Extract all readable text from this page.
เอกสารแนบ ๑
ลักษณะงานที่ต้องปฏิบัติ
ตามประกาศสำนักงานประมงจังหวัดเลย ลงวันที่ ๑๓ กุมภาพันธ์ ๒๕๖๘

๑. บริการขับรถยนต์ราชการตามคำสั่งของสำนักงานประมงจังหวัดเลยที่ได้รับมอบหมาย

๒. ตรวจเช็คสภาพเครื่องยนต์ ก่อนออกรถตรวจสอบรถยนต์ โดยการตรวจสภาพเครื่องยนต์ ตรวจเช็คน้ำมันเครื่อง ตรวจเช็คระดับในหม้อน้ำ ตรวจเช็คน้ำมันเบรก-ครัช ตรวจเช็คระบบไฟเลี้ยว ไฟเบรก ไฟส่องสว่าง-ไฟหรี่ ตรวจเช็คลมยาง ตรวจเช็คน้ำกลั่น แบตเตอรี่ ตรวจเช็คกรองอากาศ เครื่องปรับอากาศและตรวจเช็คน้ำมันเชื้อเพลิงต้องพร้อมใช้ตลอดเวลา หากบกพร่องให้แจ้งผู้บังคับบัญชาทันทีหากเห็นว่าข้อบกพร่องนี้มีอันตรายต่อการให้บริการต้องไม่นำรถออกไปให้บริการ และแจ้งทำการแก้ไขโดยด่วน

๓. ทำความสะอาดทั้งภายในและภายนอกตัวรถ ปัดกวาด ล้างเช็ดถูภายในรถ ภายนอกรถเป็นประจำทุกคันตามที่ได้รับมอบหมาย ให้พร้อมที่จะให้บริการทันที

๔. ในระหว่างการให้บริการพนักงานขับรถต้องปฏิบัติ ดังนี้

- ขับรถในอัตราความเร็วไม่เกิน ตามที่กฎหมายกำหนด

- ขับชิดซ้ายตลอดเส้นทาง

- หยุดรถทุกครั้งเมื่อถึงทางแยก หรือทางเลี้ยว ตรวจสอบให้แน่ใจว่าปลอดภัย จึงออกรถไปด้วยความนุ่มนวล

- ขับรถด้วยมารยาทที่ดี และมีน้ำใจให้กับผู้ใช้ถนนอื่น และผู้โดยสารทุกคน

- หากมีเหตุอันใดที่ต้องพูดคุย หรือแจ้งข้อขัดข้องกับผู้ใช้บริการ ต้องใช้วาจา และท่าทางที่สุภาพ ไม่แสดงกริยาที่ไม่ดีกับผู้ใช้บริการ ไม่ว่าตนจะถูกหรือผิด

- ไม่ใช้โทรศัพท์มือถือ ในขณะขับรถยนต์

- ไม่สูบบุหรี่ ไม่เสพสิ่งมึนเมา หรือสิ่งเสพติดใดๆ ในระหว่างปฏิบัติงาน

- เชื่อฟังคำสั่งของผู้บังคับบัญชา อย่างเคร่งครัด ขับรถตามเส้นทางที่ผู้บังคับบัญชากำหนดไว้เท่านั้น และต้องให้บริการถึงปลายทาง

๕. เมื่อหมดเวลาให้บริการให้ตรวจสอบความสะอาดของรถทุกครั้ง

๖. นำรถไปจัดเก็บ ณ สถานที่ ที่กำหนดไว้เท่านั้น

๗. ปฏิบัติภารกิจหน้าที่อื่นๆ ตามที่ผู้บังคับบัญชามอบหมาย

::::::::::

** EXERCISE **
Each line of the material that holds the string "ในระหว" counts once; give the total alone.

** RESPONSE **
2